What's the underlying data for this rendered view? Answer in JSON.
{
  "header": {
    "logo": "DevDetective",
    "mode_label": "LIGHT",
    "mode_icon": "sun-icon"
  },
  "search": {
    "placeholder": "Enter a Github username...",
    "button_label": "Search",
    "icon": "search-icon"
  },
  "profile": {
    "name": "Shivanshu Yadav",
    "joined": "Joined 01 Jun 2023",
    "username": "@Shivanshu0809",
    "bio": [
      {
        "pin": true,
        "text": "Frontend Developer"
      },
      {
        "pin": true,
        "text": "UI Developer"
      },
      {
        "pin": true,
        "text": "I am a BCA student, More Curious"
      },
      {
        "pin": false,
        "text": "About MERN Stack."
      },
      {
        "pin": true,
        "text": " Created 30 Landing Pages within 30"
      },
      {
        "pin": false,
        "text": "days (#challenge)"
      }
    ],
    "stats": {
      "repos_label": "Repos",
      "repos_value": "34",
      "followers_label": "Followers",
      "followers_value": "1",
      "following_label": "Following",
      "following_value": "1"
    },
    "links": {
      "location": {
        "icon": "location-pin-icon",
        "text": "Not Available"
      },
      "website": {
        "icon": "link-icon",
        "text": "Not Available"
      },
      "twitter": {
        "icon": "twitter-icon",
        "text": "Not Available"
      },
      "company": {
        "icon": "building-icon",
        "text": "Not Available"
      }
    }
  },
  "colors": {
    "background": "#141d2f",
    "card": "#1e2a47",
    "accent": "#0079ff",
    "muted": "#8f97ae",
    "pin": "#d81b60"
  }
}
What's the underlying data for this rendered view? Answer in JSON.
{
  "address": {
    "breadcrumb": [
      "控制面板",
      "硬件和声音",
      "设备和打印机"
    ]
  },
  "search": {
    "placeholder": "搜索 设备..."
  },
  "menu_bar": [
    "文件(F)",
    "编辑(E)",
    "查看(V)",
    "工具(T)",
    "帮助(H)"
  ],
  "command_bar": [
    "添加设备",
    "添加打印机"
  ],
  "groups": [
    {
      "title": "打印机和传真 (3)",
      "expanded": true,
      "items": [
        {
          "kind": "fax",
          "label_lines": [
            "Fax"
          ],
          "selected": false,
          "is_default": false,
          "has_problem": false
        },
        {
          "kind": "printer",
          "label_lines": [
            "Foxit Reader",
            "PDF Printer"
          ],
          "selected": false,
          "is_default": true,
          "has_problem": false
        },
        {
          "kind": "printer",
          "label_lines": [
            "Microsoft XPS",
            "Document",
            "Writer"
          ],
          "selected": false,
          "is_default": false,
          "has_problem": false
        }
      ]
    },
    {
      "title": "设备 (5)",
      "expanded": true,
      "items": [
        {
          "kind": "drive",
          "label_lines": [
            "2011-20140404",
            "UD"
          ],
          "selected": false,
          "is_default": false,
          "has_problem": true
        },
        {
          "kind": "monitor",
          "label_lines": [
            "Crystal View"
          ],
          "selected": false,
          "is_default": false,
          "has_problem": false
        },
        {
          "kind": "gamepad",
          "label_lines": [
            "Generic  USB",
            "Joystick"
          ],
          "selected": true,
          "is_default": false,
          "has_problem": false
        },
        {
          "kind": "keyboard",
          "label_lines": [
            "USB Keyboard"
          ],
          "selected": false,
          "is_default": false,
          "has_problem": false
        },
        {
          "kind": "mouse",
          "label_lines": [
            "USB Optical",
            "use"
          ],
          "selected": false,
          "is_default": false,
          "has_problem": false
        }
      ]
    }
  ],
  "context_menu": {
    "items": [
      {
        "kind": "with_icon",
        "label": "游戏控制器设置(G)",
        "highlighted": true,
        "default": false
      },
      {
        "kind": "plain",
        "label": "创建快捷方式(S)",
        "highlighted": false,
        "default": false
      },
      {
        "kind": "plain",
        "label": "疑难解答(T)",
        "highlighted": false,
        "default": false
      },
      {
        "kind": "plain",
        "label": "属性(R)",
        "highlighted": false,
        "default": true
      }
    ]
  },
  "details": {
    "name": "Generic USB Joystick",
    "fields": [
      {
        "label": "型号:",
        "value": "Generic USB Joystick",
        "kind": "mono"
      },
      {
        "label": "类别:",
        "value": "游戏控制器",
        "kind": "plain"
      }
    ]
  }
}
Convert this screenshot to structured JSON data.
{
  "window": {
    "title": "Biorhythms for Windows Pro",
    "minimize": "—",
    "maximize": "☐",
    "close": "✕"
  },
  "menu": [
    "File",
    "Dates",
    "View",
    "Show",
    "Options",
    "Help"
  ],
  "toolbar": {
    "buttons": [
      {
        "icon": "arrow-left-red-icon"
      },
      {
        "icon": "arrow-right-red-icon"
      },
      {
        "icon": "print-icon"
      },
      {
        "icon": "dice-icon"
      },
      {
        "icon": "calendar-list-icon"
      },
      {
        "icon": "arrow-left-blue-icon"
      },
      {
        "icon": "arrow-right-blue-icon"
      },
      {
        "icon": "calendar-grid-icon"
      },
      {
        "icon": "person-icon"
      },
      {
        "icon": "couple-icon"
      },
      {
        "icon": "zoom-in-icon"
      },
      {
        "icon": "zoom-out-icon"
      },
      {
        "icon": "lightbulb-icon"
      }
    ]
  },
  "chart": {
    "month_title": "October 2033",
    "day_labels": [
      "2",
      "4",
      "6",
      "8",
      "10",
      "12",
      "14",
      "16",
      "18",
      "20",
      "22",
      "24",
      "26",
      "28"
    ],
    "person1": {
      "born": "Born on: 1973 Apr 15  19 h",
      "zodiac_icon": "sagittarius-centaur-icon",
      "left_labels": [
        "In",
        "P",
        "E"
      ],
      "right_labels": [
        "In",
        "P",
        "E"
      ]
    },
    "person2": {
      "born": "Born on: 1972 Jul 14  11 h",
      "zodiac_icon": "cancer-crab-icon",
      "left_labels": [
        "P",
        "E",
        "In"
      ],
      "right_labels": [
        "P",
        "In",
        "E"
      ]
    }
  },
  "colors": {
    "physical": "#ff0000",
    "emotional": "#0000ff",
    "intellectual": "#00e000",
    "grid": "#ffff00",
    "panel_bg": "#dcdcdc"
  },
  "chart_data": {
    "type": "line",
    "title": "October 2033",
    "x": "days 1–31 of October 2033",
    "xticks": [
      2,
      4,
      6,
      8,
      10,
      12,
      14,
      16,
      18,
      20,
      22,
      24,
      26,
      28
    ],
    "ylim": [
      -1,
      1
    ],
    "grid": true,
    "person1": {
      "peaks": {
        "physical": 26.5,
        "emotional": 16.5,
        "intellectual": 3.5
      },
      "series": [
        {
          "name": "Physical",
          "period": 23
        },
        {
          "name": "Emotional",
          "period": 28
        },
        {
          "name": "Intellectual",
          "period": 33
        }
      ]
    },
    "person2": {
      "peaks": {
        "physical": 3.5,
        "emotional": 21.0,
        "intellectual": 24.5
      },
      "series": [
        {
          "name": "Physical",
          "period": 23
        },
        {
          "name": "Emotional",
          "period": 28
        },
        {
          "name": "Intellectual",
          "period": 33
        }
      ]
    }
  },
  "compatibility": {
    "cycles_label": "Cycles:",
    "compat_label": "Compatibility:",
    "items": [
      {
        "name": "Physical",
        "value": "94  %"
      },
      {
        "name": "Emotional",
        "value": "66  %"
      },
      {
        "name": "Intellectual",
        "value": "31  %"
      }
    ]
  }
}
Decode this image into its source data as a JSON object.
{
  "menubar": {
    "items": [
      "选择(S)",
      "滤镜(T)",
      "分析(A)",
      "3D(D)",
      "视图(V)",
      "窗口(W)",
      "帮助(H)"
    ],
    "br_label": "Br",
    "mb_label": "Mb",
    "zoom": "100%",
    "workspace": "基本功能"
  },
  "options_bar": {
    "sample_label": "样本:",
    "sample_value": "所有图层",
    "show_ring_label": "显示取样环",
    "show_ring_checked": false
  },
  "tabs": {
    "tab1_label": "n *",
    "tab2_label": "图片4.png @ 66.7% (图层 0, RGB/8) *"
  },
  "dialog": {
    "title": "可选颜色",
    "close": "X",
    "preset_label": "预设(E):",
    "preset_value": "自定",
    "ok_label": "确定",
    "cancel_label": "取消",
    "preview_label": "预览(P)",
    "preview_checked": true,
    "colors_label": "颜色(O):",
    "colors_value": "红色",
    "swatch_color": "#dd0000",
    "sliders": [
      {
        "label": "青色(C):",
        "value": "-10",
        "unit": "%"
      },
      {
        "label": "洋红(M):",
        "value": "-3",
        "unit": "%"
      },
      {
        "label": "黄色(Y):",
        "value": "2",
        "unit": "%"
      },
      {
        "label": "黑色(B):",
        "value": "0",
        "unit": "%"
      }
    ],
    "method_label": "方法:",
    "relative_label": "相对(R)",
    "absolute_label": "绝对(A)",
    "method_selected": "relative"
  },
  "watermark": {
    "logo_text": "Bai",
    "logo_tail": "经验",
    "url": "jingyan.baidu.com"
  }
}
━━━━━━━━━━━━━━━━
■ WORK INSTRUCTIONS
Filter for "Developer". Return all lines that hold it.

■ TASK RESPONSE
        "text": "Frontend Developer"
        "text": "UI Developer"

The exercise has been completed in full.